═══ Given data ═══

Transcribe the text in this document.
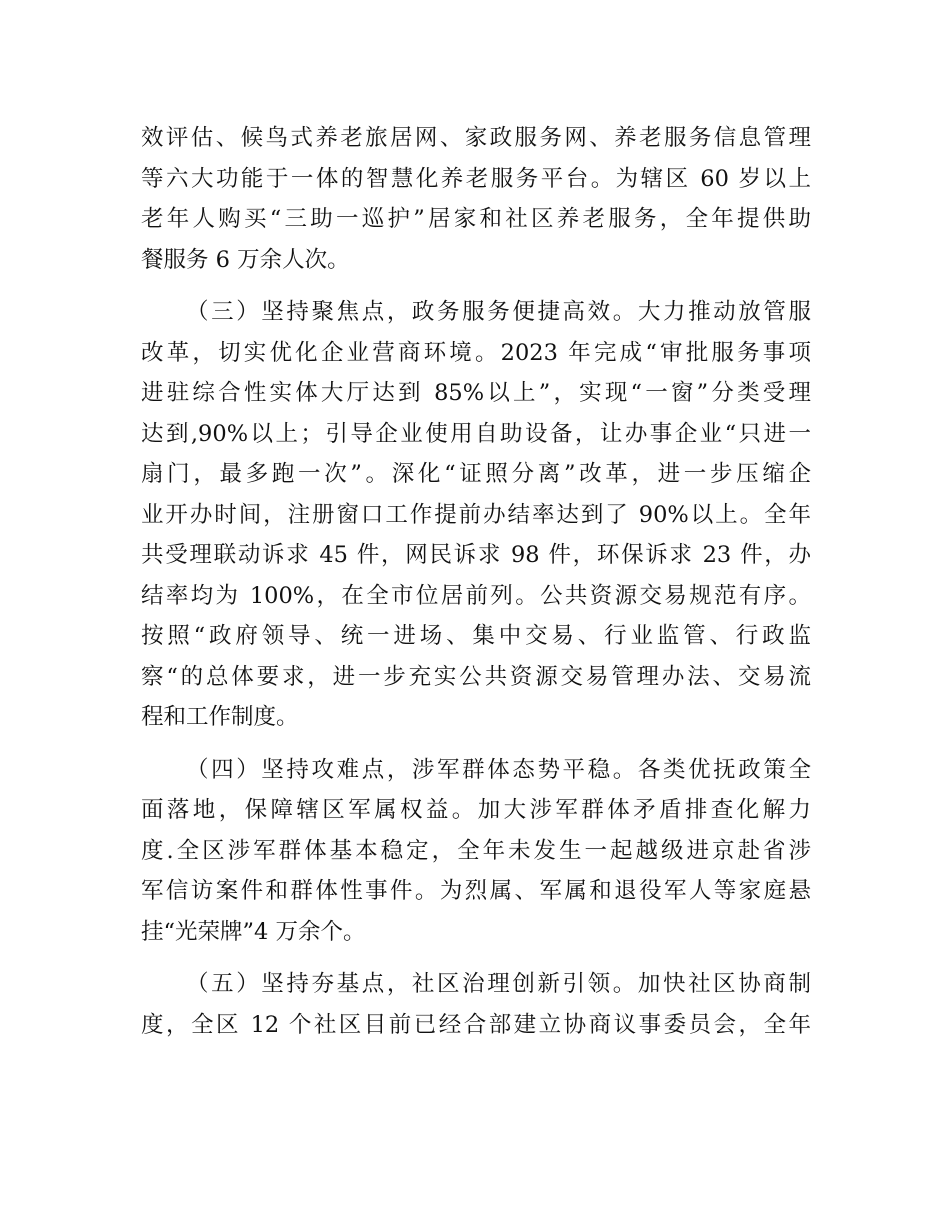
效评估、候鸟式养老旅居网、家政服务网、养老服务信息管理
等六大功能于一体的智慧化养老服务平台。为辖区 60 岁以上
老年人购买“三助一巡护”居家和社区养老服务，全年提供助
餐服务 6 万余人次。
（三）坚持聚焦点，政务服务便捷高效。大力推动放管服
改革，切实优化企业营商环境。2023 年完成“审批服务事项
进驻综合性实体大厅达到 85%以上”，实现“一窗”分类受理
达到,90%以上；引导企业使用自助设备，让办事企业“只进一
扇门，最多跑一次”。深化“证照分离”改革，进一步压缩企
业开办时间，注册窗口工作提前办结率达到了 90%以上。全年
共受理联动诉求 45 件，网民诉求 98 件，环保诉求 23 件，办
结率均为 100%，在全市位居前列。公共资源交易规范有序。
按照“政府领导、统一进场、集中交易、行业监管、行政监
察“的总体要求，进一步充实公共资源交易管理办法、交易流
程和工作制度。
（四）坚持攻难点，涉军群体态势平稳。各类优抚政策全
面落地，保障辖区军属权益。加大涉军群体矛盾排查化解力
度.全区涉军群体基本稳定，全年未发生一起越级进京赴省涉
军信访案件和群体性事件。为烈属、军属和退役军人等家庭悬
挂“光荣牌”4 万余个。
（五）坚持夯基点，社区治理创新引领。加快社区协商制
度，全区 12 个社区目前已经合部建立协商议事委员会，全年
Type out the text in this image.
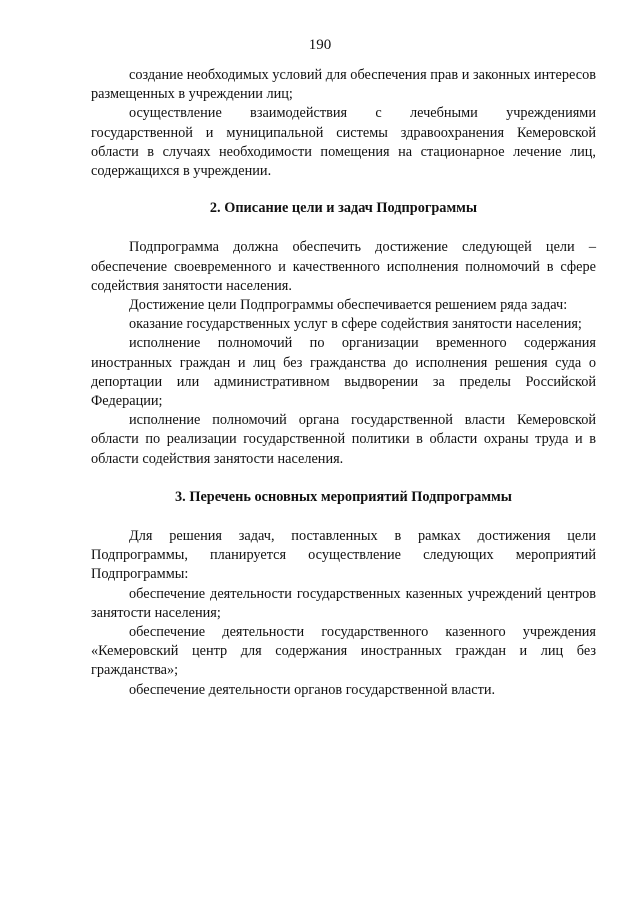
190

создание необходимых условий для обеспечения прав и законных интересов размещенных в учреждении лиц;

осуществление взаимодействия с лечебными учреждениями государственной и муниципальной системы здравоохранения Кемеровской области в случаях необходимости помещения на стационарное лечение лиц, содержащихся в учреждении.

2. Описание цели и задач Подпрограммы

Подпрограмма должна обеспечить достижение следующей цели – обеспечение своевременного и качественного исполнения полномочий в сфере содействия занятости населения.

Достижение цели Подпрограммы обеспечивается решением ряда задач:

оказание государственных услуг в сфере содействия занятости населения;

исполнение полномочий по организации временного содержания иностранных граждан и лиц без гражданства до исполнения решения суда о депортации или административном выдворении за пределы Российской Федерации;

исполнение полномочий органа государственной власти Кемеровской области по реализации государственной политики в области охраны труда и в области содействия занятости населения.

3. Перечень основных мероприятий Подпрограммы

Для решения задач, поставленных в рамках достижения цели Подпрограммы, планируется осуществление следующих мероприятий Подпрограммы:

обеспечение деятельности государственных казенных учреждений центров занятости населения;

обеспечение деятельности государственного казенного учреждения «Кемеровский центр для содержания иностранных граждан и лиц без гражданства»;

обеспечение деятельности органов государственной власти.
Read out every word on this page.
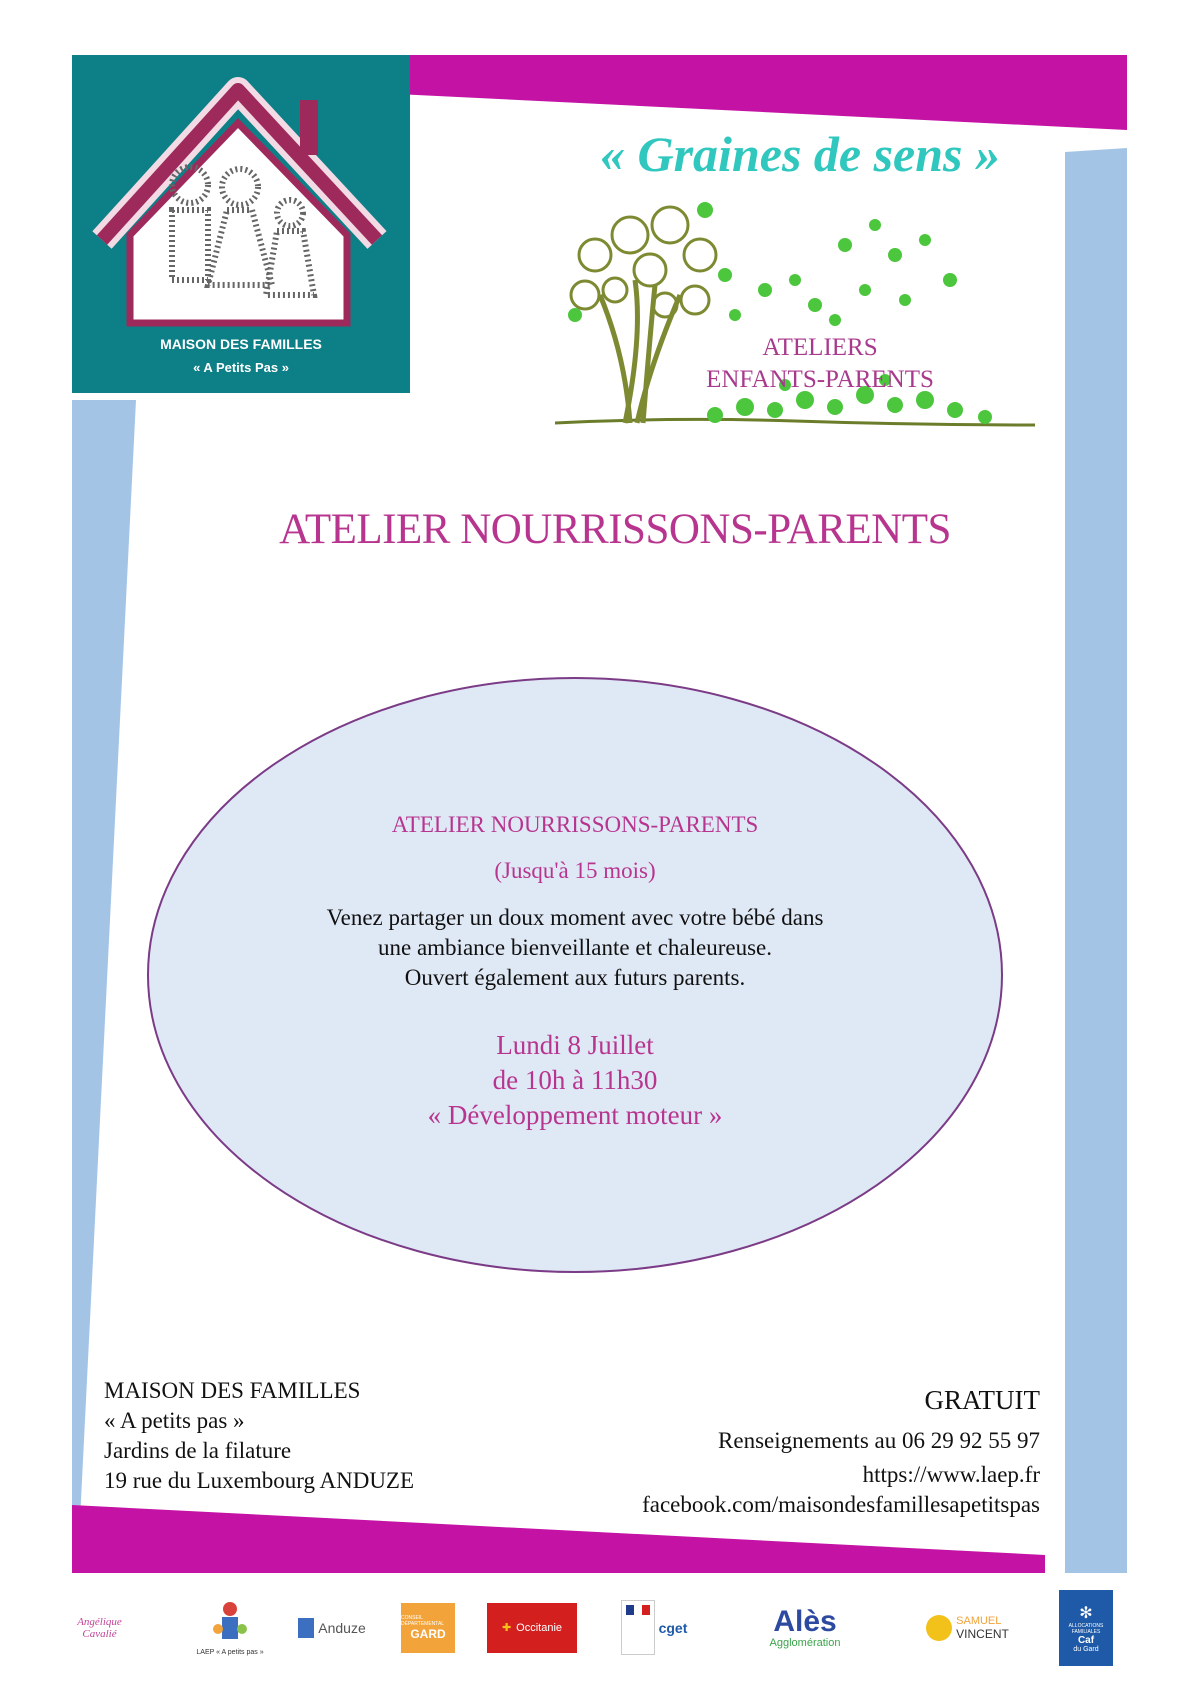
MAISON DES FAMILLES
« A Petits Pas »
« Graines de sens »
ATELIERS
ENFANTS-PARENTS
ATELIER NOURRISSONS-PARENTS
ATELIER NOURRISSONS-PARENTS
(Jusqu'à 15 mois)
Venez partager un doux moment avec votre bébé dans
une ambiance bienveillante et chaleureuse.
Ouvert également aux futurs parents.
Lundi 8 Juillet
de 10h à 11h30
« Développement moteur »
MAISON DES FAMILLES
« A petits pas »
Jardins de la filature
19 rue du Luxembourg ANDUZE
GRATUIT
Renseignements au 06 29 92 55 97
https://www.laep.fr
facebook.com/maisondesfamillesapetitspas
Angélique Cavalié
LAEP « A petits pas »
Anduze
CONSEIL DÉPARTEMENTAL
GARD	✚ Occitanie	cget	Alès
Agglomération
SAMUEL
VINCENT
✻
ALLOCATIONS FAMILIALES
Caf
du Gard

═══

● Task prompt
Set down every entry word for word, but omit the pictures.

● Correct result
Transcribe the text in this document.
效评估、候鸟式养老旅居网、家政服务网、养老服务信息管理
等六大功能于一体的智慧化养老服务平台。为辖区 60 岁以上
老年人购买“三助一巡护”居家和社区养老服务，全年提供助
餐服务 6 万余人次。
（三）坚持聚焦点，政务服务便捷高效。大力推动放管服
改革，切实优化企业营商环境。2023 年完成“审批服务事项
进驻综合性实体大厅达到 85%以上”，实现“一窗”分类受理
达到,90%以上；引导企业使用自助设备，让办事企业“只进一
扇门，最多跑一次”。深化“证照分离”改革，进一步压缩企
业开办时间，注册窗口工作提前办结率达到了 90%以上。全年
共受理联动诉求 45 件，网民诉求 98 件，环保诉求 23 件，办
结率均为 100%，在全市位居前列。公共资源交易规范有序。
按照“政府领导、统一进场、集中交易、行业监管、行政监
察“的总体要求，进一步充实公共资源交易管理办法、交易流
程和工作制度。
（四）坚持攻难点，涉军群体态势平稳。各类优抚政策全
面落地，保障辖区军属权益。加大涉军群体矛盾排查化解力
度.全区涉军群体基本稳定，全年未发生一起越级进京赴省涉
军信访案件和群体性事件。为烈属、军属和退役军人等家庭悬
挂“光荣牌”4 万余个。
（五）坚持夯基点，社区治理创新引领。加快社区协商制
度，全区 12 个社区目前已经合部建立协商议事委员会，全年
Type out the text in this image.
190

создание необходимых условий для обеспечения прав и законных интересов размещенных в учреждении лиц;

осуществление взаимодействия с лечебными учреждениями государственной и муниципальной системы здравоохранения Кемеровской области в случаях необходимости помещения на стационарное лечение лиц, содержащихся в учреждении.

2. Описание цели и задач Подпрограммы

Подпрограмма должна обеспечить достижение следующей цели – обеспечение своевременного и качественного исполнения полномочий в сфере содействия занятости населения.

Достижение цели Подпрограммы обеспечивается решением ряда задач:

оказание государственных услуг в сфере содействия занятости населения;

исполнение полномочий по организации временного содержания иностранных граждан и лиц без гражданства до исполнения решения суда о депортации или административном выдворении за пределы Российской Федерации;

исполнение полномочий органа государственной власти Кемеровской области по реализации государственной политики в области охраны труда и в области содействия занятости населения.

3. Перечень основных мероприятий Подпрограммы

Для решения задач, поставленных в рамках достижения цели Подпрограммы, планируется осуществление следующих мероприятий Подпрограммы:

обеспечение деятельности государственных казенных учреждений центров занятости населения;

обеспечение деятельности государственного казенного учреждения «Кемеровский центр для содержания иностранных граждан и лиц без гражданства»;

обеспечение деятельности органов государственной власти.
Read out every word on this page.
MAISON DES FAMILLES
« A Petits Pas »
« Graines de sens »
ATELIERS
ENFANTS-PARENTS
ATELIER NOURRISSONS-PARENTS
ATELIER NOURRISSONS-PARENTS
(Jusqu'à 15 mois)
Venez partager un doux moment avec votre bébé dans
une ambiance bienveillante et chaleureuse.
Ouvert également aux futurs parents.
Lundi 8 Juillet
de 10h à 11h30
« Développement moteur »
MAISON DES FAMILLES
« A petits pas »
Jardins de la filature
19 rue du Luxembourg ANDUZE
GRATUIT
Renseignements au 06 29 92 55 97
https://www.laep.fr
facebook.com/maisondesfamillesapetitspas
Angélique Cavalié
LAEP « A petits pas »
Anduze
CONSEIL DÉPARTEMENTAL
GARD	✚ Occitanie	cget	Alès
Agglomération
SAMUEL
VINCENT
✻
ALLOCATIONS FAMILIALES
Caf
du Gard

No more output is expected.